-- Start of RECORD EXCERPTS --

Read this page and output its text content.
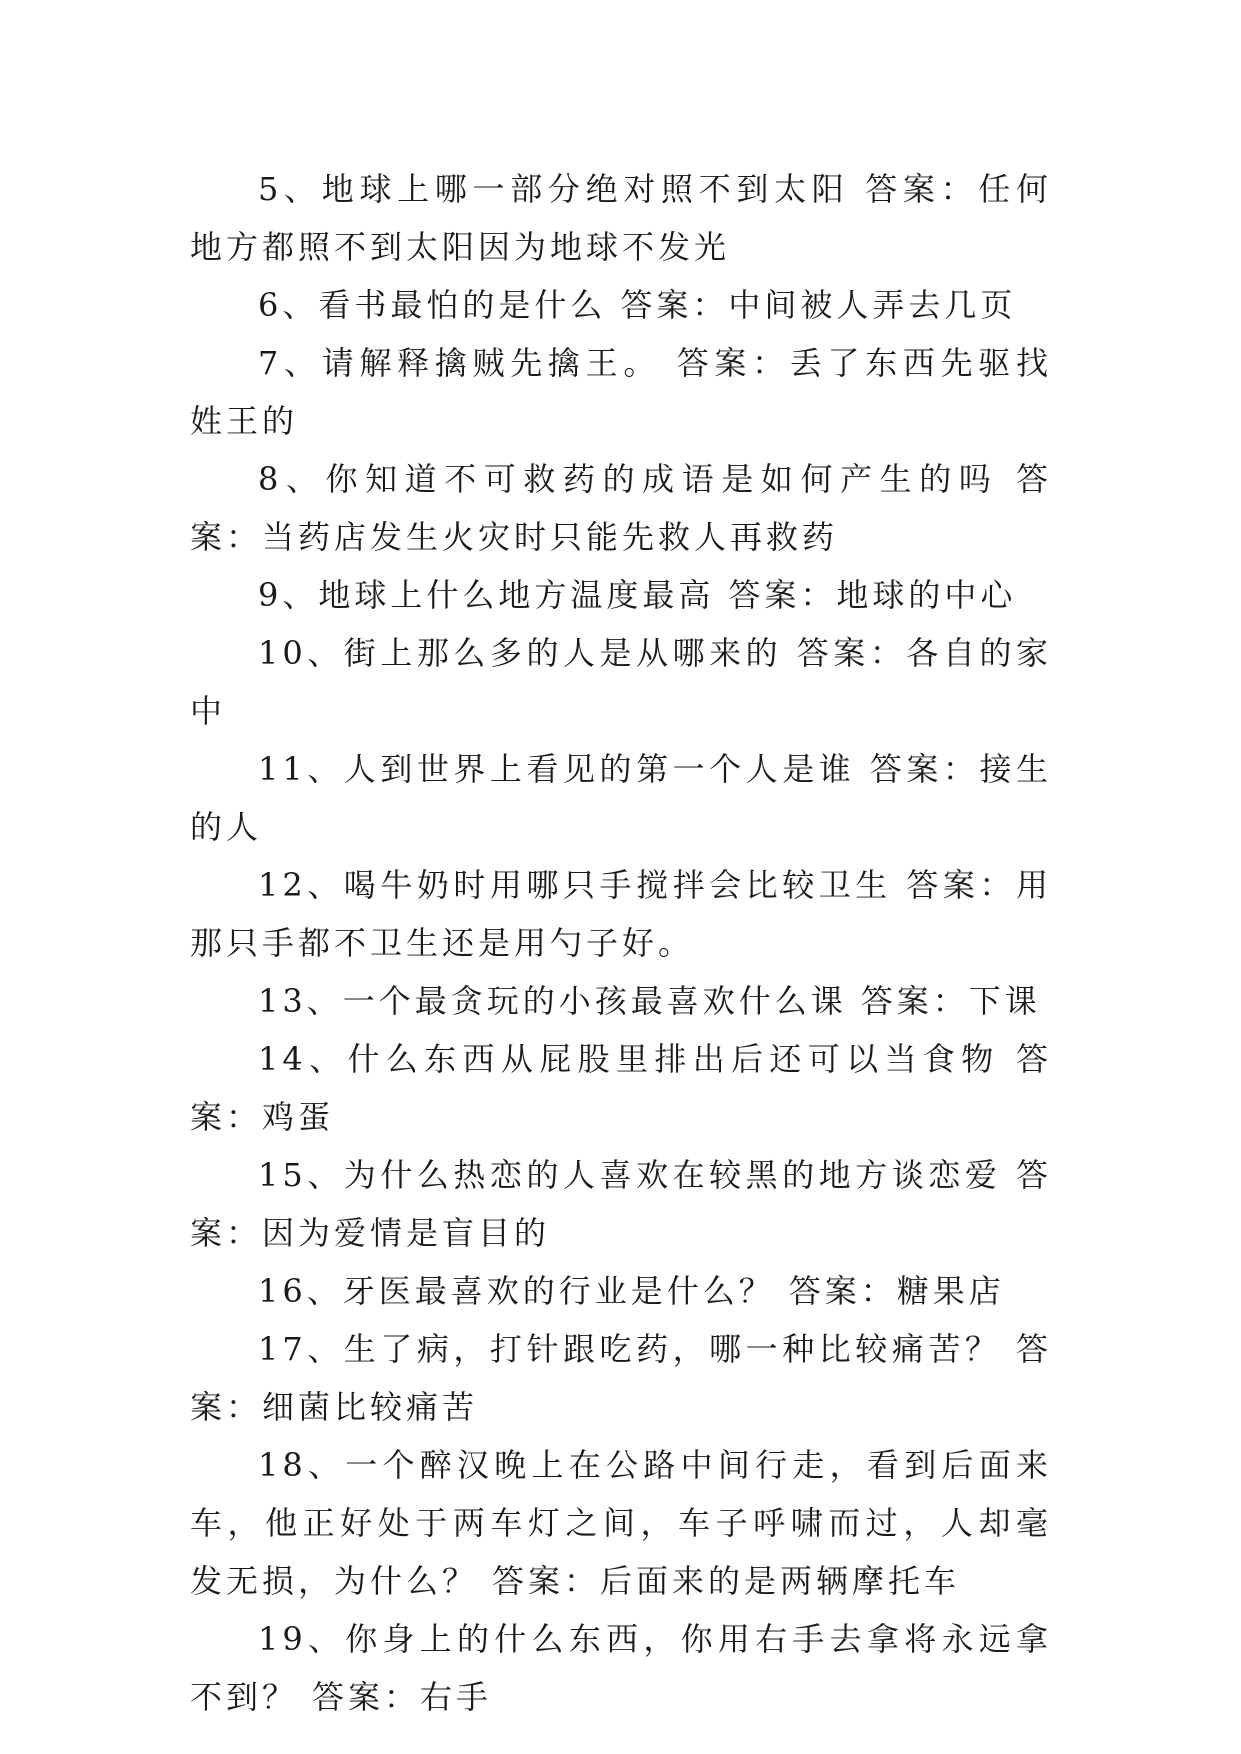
5、地球上哪一部分绝对照不到太阳 答案：任何地方都照不到太阳因为地球不发光

6、看书最怕的是什么 答案：中间被人弄去几页

7、请解释擒贼先擒王。 答案：丢了东西先驱找姓王的

8、你知道不可救药的成语是如何产生的吗 答案：当药店发生火灾时只能先救人再救药

9、地球上什么地方温度最高 答案：地球的中心

10、街上那么多的人是从哪来的 答案：各自的家中

11、人到世界上看见的第一个人是谁 答案：接生的人

12、喝牛奶时用哪只手搅拌会比较卫生 答案：用那只手都不卫生还是用勺子好。

13、一个最贪玩的小孩最喜欢什么课 答案：下课

14、什么东西从屁股里排出后还可以当食物 答案：鸡蛋

15、为什么热恋的人喜欢在较黑的地方谈恋爱 答案：因为爱情是盲目的

16、牙医最喜欢的行业是什么？ 答案：糖果店

17、生了病，打针跟吃药，哪一种比较痛苦？ 答案：细菌比较痛苦

18、一个醉汉晚上在公路中间行走，看到后面来车，他正好处于两车灯之间，车子呼啸而过，人却毫发无损，为什么？ 答案：后面来的是两辆摩托车

19、你身上的什么东西，你用右手去拿将永远拿不到？ 答案：右手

-- End of RECORD EXCERPTS --

• **TASK DIRECTIONS**:
Repeat all the data as it stands, dropping any images it holds.

• **EXPECTED ANSWER**:
Read this page and output its text content.
5、地球上哪一部分绝对照不到太阳 答案：任何地方都照不到太阳因为地球不发光

6、看书最怕的是什么 答案：中间被人弄去几页

7、请解释擒贼先擒王。 答案：丢了东西先驱找姓王的

8、你知道不可救药的成语是如何产生的吗 答案：当药店发生火灾时只能先救人再救药

9、地球上什么地方温度最高 答案：地球的中心

10、街上那么多的人是从哪来的 答案：各自的家中

11、人到世界上看见的第一个人是谁 答案：接生的人

12、喝牛奶时用哪只手搅拌会比较卫生 答案：用那只手都不卫生还是用勺子好。

13、一个最贪玩的小孩最喜欢什么课 答案：下课

14、什么东西从屁股里排出后还可以当食物 答案：鸡蛋

15、为什么热恋的人喜欢在较黑的地方谈恋爱 答案：因为爱情是盲目的

16、牙医最喜欢的行业是什么？ 答案：糖果店

17、生了病，打针跟吃药，哪一种比较痛苦？ 答案：细菌比较痛苦

18、一个醉汉晚上在公路中间行走，看到后面来车，他正好处于两车灯之间，车子呼啸而过，人却毫发无损，为什么？ 答案：后面来的是两辆摩托车

19、你身上的什么东西，你用右手去拿将永远拿不到？ 答案：右手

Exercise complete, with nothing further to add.